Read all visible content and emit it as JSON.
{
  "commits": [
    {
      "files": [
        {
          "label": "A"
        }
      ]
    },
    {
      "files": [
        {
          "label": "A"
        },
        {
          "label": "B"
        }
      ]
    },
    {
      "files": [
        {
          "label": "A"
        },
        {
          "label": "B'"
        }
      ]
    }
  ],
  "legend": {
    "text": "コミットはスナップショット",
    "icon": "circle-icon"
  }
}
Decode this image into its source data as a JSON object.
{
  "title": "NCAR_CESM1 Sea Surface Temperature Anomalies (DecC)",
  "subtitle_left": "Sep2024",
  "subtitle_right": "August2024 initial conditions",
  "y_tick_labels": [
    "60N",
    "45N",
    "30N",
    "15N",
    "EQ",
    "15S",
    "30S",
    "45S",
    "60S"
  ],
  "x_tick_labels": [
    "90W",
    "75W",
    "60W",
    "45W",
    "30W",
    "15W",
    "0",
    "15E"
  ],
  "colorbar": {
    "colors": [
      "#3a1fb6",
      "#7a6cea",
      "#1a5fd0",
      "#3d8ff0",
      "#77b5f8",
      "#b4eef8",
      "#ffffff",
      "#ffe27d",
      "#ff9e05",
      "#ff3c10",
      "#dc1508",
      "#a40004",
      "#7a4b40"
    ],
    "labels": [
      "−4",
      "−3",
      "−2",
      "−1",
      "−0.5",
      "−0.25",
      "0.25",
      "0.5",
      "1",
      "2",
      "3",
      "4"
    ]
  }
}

###

SET TASK ▸ Above are the records; retype them all without a single difference.

RESPONSE TO THE EXERCISE ▸
Read all visible content and emit it as JSON.
{
  "commits": [
    {
      "files": [
        {
          "label": "A"
        }
      ]
    },
    {
      "files": [
        {
          "label": "A"
        },
        {
          "label": "B"
        }
      ]
    },
    {
      "files": [
        {
          "label": "A"
        },
        {
          "label": "B'"
        }
      ]
    }
  ],
  "legend": {
    "text": "コミットはスナップショット",
    "icon": "circle-icon"
  }
}
Decode this image into its source data as a JSON object.
{
  "title": "NCAR_CESM1 Sea Surface Temperature Anomalies (DecC)",
  "subtitle_left": "Sep2024",
  "subtitle_right": "August2024 initial conditions",
  "y_tick_labels": [
    "60N",
    "45N",
    "30N",
    "15N",
    "EQ",
    "15S",
    "30S",
    "45S",
    "60S"
  ],
  "x_tick_labels": [
    "90W",
    "75W",
    "60W",
    "45W",
    "30W",
    "15W",
    "0",
    "15E"
  ],
  "colorbar": {
    "colors": [
      "#3a1fb6",
      "#7a6cea",
      "#1a5fd0",
      "#3d8ff0",
      "#77b5f8",
      "#b4eef8",
      "#ffffff",
      "#ffe27d",
      "#ff9e05",
      "#ff3c10",
      "#dc1508",
      "#a40004",
      "#7a4b40"
    ],
    "labels": [
      "−4",
      "−3",
      "−2",
      "−1",
      "−0.5",
      "−0.25",
      "0.25",
      "0.5",
      "1",
      "2",
      "3",
      "4"
    ]
  }
}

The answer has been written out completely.